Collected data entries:
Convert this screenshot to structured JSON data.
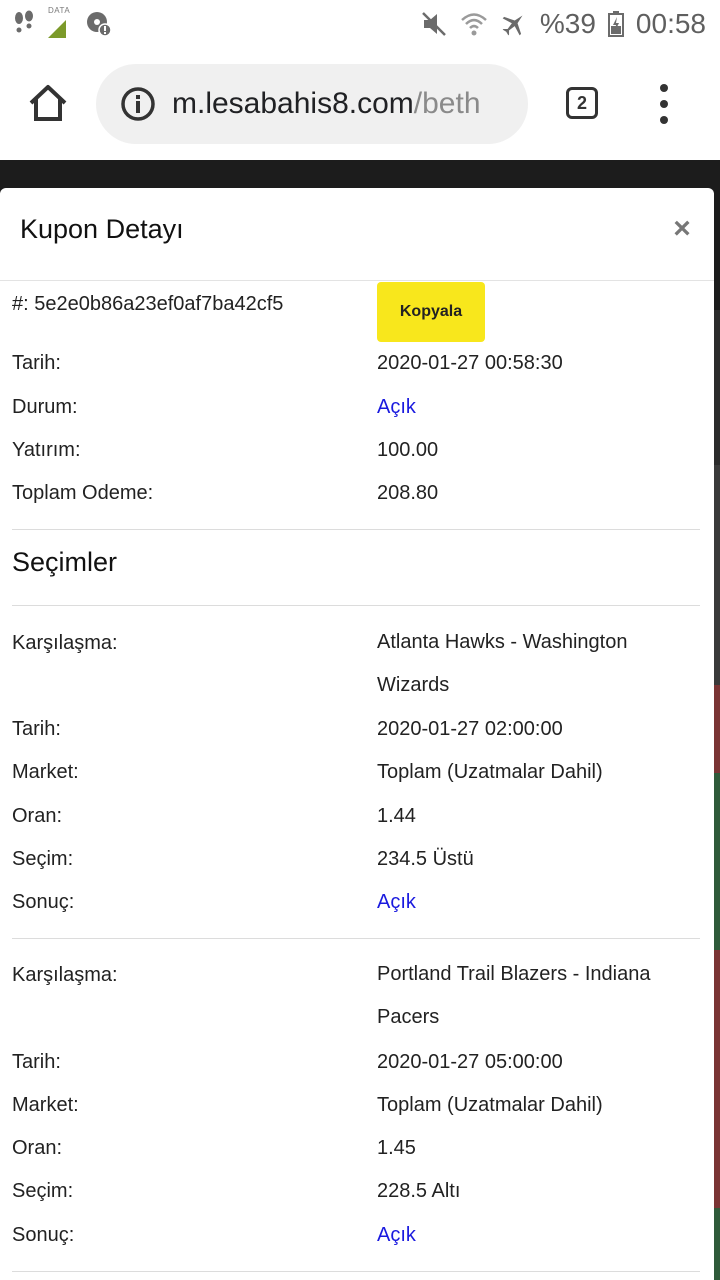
{
  "status_bar": {
    "data_tag": "DATA",
    "battery": "%39",
    "time": "00:58"
  },
  "browser": {
    "url_domain": "m.lesabahis8.com",
    "url_path": "/beth",
    "tab_count": "2"
  },
  "modal": {
    "title": "Kupon Detayı",
    "close": "×",
    "coupon": {
      "id_label": "#: 5e2e0b86a23ef0af7ba42cf5",
      "copy_label": "Kopyala",
      "rows": [
        {
          "label": "Tarih:",
          "value": "2020-01-27 00:58:30"
        },
        {
          "label": "Durum:",
          "value": "Açık"
        },
        {
          "label": "Yatırım:",
          "value": "100.00"
        },
        {
          "label": "Toplam Odeme:",
          "value": "208.80"
        }
      ]
    },
    "selections_title": "Seçimler",
    "selections": [
      {
        "rows": [
          {
            "label": "Karşılaşma:",
            "value": "Atlanta Hawks - Washington Wizards"
          },
          {
            "label": "Tarih:",
            "value": "2020-01-27 02:00:00"
          },
          {
            "label": "Market:",
            "value": "Toplam (Uzatmalar Dahil)"
          },
          {
            "label": "Oran:",
            "value": "1.44"
          },
          {
            "label": "Seçim:",
            "value": "234.5 Üstü"
          },
          {
            "label": "Sonuç:",
            "value": "Açık"
          }
        ]
      },
      {
        "rows": [
          {
            "label": "Karşılaşma:",
            "value": "Portland Trail Blazers - Indiana Pacers"
          },
          {
            "label": "Tarih:",
            "value": "2020-01-27 05:00:00"
          },
          {
            "label": "Market:",
            "value": "Toplam (Uzatmalar Dahil)"
          },
          {
            "label": "Oran:",
            "value": "1.45"
          },
          {
            "label": "Seçim:",
            "value": "228.5 Altı"
          },
          {
            "label": "Sonuç:",
            "value": "Açık"
          }
        ]
      }
    ]
  },
  "colors": {
    "link": "#1a1adf",
    "copy_button": "#f8e71c",
    "backdrop": "#1c1c1c"
  }
}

[What to do]:
Take the listing and print it again exactly, but without any pictures.

[Answer]:
Convert this screenshot to structured JSON data.
{
  "status_bar": {
    "data_tag": "DATA",
    "battery": "%39",
    "time": "00:58"
  },
  "browser": {
    "url_domain": "m.lesabahis8.com",
    "url_path": "/beth",
    "tab_count": "2"
  },
  "modal": {
    "title": "Kupon Detayı",
    "close": "×",
    "coupon": {
      "id_label": "#: 5e2e0b86a23ef0af7ba42cf5",
      "copy_label": "Kopyala",
      "rows": [
        {
          "label": "Tarih:",
          "value": "2020-01-27 00:58:30"
        },
        {
          "label": "Durum:",
          "value": "Açık"
        },
        {
          "label": "Yatırım:",
          "value": "100.00"
        },
        {
          "label": "Toplam Odeme:",
          "value": "208.80"
        }
      ]
    },
    "selections_title": "Seçimler",
    "selections": [
      {
        "rows": [
          {
            "label": "Karşılaşma:",
            "value": "Atlanta Hawks - Washington Wizards"
          },
          {
            "label": "Tarih:",
            "value": "2020-01-27 02:00:00"
          },
          {
            "label": "Market:",
            "value": "Toplam (Uzatmalar Dahil)"
          },
          {
            "label": "Oran:",
            "value": "1.44"
          },
          {
            "label": "Seçim:",
            "value": "234.5 Üstü"
          },
          {
            "label": "Sonuç:",
            "value": "Açık"
          }
        ]
      },
      {
        "rows": [
          {
            "label": "Karşılaşma:",
            "value": "Portland Trail Blazers - Indiana Pacers"
          },
          {
            "label": "Tarih:",
            "value": "2020-01-27 05:00:00"
          },
          {
            "label": "Market:",
            "value": "Toplam (Uzatmalar Dahil)"
          },
          {
            "label": "Oran:",
            "value": "1.45"
          },
          {
            "label": "Seçim:",
            "value": "228.5 Altı"
          },
          {
            "label": "Sonuç:",
            "value": "Açık"
          }
        ]
      }
    ]
  },
  "colors": {
    "link": "#1a1adf",
    "copy_button": "#f8e71c",
    "backdrop": "#1c1c1c"
  }
}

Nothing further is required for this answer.